## Start

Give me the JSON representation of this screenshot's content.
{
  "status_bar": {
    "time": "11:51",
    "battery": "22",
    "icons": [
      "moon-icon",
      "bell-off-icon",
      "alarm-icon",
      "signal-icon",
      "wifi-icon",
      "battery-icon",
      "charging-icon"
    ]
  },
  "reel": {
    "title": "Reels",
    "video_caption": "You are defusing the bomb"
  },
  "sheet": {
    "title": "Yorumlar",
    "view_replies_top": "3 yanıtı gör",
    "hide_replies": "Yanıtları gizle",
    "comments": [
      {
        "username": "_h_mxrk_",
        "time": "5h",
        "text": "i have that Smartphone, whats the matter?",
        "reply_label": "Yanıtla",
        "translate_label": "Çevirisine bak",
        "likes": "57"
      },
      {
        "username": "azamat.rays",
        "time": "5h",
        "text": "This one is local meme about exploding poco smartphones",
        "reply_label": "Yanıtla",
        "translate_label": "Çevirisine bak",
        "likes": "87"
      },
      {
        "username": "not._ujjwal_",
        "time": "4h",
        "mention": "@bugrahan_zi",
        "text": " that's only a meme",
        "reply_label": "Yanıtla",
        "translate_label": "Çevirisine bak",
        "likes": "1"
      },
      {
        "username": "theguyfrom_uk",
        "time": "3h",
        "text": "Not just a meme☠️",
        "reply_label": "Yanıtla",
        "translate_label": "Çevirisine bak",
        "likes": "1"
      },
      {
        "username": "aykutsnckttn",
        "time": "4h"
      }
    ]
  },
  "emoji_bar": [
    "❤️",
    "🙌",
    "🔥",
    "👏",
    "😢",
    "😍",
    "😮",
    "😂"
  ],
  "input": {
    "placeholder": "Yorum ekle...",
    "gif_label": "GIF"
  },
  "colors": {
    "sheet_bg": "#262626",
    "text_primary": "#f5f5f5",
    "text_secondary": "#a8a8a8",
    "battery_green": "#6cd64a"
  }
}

## End
## Start

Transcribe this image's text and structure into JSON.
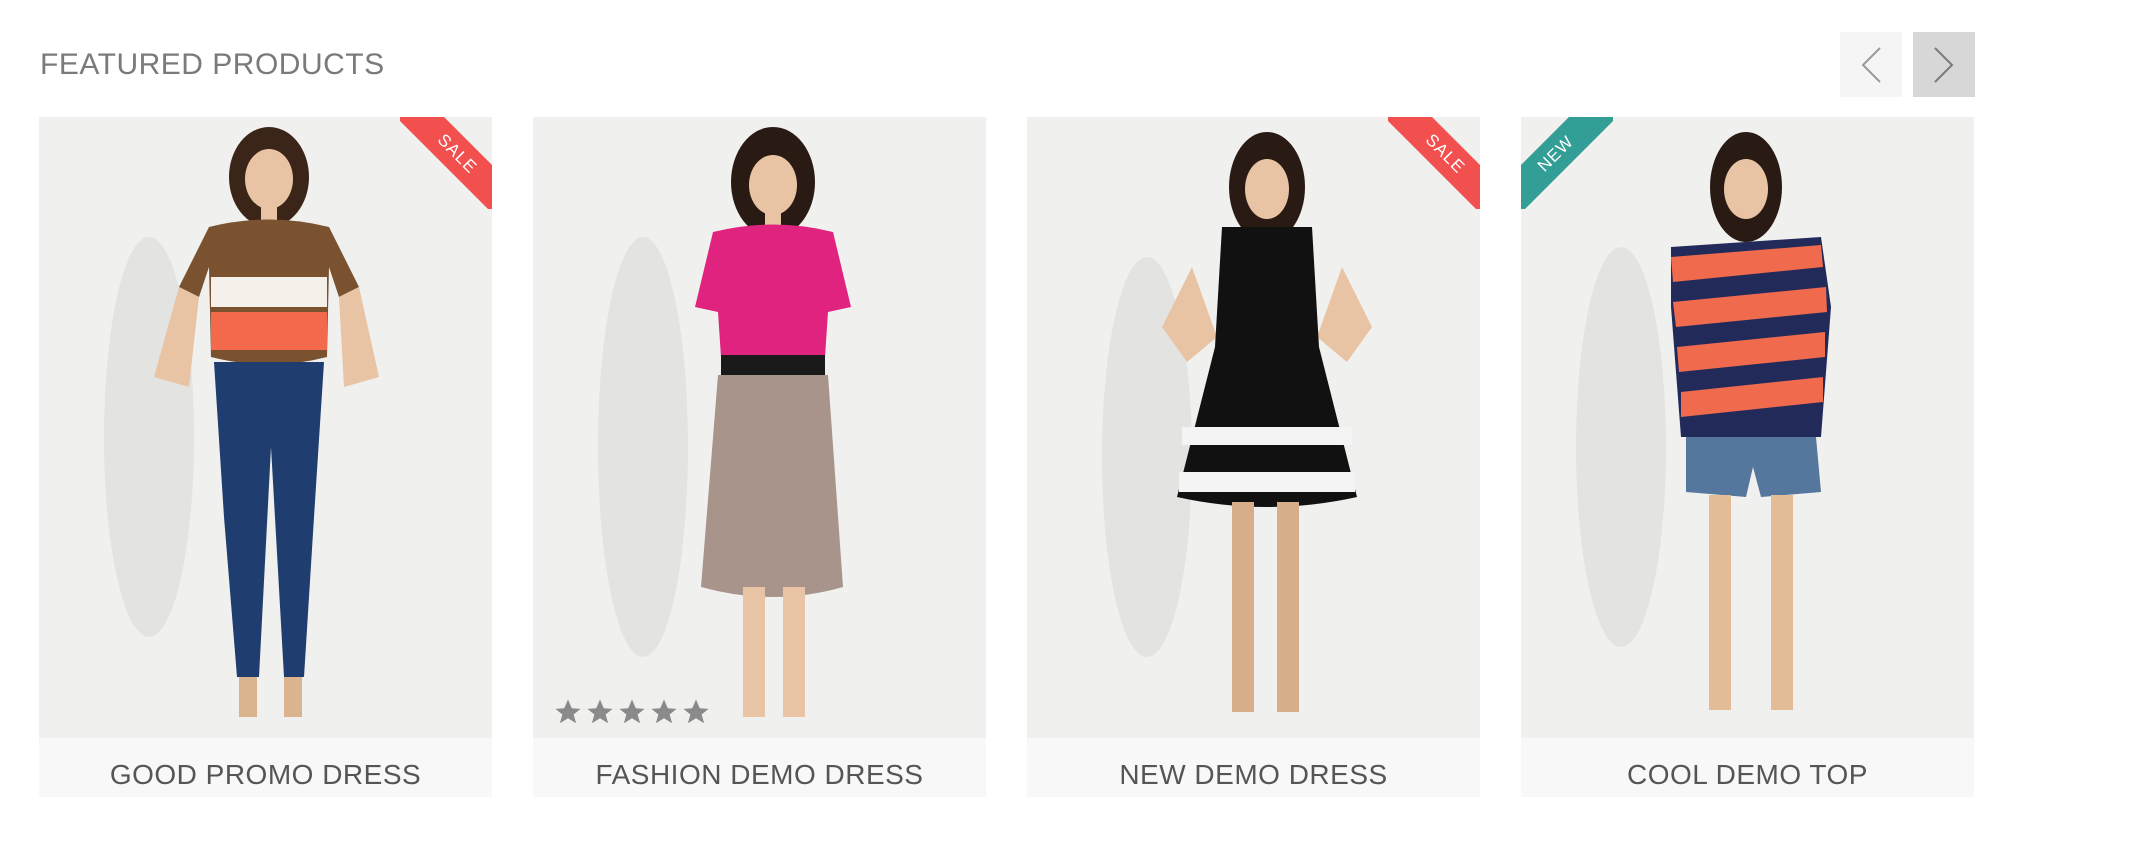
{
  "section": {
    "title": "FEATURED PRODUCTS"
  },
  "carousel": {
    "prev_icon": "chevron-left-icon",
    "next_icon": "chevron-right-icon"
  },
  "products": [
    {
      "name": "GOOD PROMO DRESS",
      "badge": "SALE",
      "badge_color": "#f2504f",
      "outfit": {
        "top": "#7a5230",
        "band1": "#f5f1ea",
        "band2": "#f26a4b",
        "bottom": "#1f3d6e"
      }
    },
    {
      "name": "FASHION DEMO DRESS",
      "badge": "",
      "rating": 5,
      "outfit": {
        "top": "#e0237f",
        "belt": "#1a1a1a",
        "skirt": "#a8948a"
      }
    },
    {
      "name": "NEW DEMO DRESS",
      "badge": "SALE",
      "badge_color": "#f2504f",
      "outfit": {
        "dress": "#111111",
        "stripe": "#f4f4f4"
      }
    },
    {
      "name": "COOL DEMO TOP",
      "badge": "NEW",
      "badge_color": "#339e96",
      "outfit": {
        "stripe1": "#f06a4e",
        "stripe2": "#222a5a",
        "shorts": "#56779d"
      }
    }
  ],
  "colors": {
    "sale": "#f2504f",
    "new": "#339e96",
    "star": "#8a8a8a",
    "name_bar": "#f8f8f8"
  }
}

## End
## Start

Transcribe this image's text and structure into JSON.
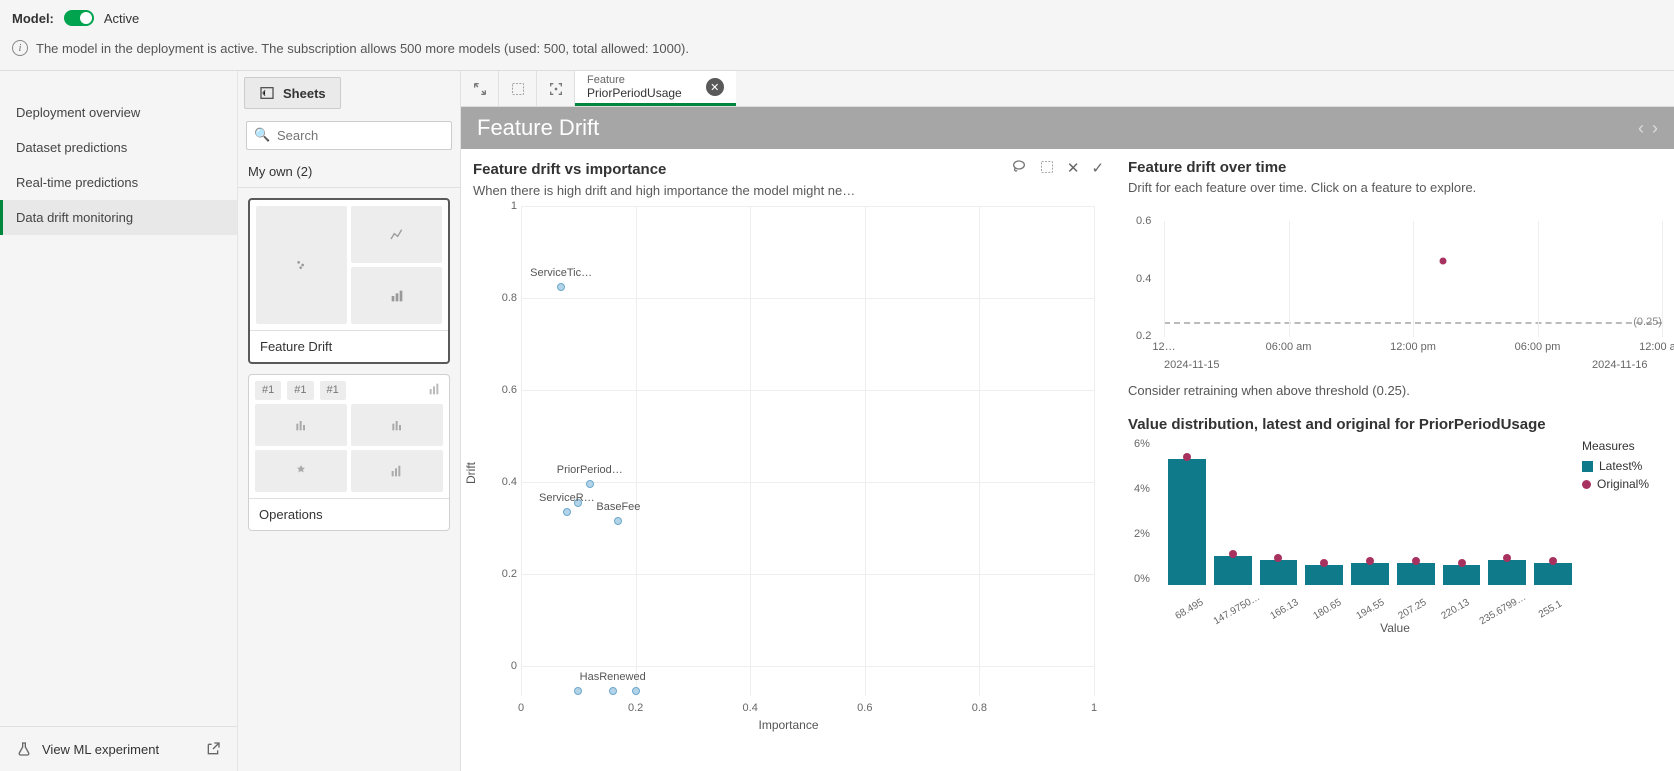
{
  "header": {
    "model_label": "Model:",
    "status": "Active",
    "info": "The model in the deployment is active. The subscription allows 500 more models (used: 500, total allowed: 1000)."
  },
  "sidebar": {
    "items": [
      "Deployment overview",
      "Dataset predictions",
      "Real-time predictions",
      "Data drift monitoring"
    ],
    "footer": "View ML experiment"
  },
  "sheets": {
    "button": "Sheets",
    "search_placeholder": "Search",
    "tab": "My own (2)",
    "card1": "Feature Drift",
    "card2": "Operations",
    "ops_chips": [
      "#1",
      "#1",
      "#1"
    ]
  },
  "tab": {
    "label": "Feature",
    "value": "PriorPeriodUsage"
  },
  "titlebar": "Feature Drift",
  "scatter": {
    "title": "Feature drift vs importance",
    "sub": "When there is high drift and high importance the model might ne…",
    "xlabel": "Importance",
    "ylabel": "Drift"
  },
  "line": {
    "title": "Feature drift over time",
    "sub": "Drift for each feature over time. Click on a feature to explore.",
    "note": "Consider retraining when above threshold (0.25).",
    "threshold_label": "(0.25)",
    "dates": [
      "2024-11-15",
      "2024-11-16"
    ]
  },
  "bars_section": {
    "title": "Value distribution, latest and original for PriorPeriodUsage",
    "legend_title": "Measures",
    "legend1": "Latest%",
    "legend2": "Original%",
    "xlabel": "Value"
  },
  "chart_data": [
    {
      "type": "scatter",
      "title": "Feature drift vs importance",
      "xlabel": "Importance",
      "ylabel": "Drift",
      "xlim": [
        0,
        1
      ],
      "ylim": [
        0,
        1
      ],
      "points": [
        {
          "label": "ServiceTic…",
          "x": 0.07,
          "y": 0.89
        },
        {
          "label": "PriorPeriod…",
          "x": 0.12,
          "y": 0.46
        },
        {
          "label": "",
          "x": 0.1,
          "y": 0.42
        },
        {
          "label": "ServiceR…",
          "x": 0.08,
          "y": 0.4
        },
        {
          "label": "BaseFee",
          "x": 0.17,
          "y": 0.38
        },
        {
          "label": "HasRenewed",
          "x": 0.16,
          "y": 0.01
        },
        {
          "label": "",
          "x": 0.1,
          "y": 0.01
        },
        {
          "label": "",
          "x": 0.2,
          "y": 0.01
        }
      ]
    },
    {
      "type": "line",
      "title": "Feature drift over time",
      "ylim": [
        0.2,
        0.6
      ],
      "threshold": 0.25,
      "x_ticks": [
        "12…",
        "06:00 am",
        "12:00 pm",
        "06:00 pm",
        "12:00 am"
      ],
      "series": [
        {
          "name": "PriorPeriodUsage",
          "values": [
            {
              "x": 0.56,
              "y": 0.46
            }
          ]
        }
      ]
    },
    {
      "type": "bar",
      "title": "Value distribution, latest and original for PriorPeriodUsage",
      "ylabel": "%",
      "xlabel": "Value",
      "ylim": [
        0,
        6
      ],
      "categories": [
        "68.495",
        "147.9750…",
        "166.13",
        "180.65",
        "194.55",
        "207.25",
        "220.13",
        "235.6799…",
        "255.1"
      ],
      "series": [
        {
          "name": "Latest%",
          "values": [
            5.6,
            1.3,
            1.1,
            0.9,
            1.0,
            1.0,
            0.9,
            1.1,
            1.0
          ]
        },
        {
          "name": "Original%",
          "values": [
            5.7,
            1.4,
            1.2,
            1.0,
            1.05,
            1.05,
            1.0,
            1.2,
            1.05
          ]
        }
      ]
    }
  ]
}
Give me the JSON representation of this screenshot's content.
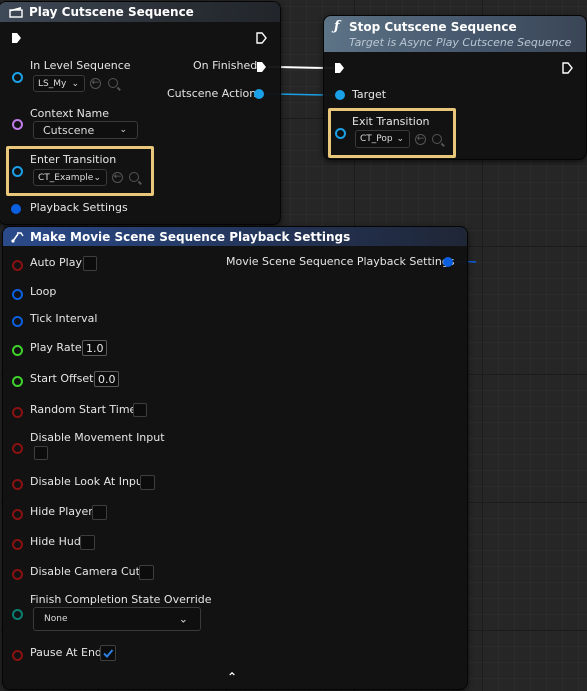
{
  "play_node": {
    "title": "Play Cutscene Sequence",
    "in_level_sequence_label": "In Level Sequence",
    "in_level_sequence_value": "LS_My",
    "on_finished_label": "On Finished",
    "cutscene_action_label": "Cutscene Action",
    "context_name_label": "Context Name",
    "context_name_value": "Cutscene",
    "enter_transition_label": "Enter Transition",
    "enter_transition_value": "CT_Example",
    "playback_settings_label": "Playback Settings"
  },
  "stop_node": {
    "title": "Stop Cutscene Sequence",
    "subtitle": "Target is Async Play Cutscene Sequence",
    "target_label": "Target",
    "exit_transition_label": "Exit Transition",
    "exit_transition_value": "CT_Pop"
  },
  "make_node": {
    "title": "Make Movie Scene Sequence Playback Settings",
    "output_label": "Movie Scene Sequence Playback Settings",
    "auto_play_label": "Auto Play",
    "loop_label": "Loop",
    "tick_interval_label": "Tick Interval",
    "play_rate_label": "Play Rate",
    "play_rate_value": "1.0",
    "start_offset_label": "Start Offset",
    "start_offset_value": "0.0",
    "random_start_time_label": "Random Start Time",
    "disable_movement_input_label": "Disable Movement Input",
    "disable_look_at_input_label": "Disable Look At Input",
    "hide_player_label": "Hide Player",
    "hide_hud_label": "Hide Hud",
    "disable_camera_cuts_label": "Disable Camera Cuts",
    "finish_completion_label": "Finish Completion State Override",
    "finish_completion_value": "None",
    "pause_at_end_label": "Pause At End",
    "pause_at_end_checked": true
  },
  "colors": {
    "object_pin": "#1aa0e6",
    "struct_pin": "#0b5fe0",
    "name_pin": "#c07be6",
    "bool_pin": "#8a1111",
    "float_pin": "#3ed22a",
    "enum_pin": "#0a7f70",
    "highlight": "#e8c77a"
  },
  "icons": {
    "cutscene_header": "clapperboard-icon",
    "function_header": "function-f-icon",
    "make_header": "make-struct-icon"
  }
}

## End

Collect every line with the string "PriorPeriodUsage" from the records, and copy each.

    "value": "PriorPeriodUsage"
    "title": "Value distribution, latest and original for PriorPeriodUsage",
          "name": "PriorPeriodUsage",
      "title": "Value distribution, latest and original for PriorPeriodUsage",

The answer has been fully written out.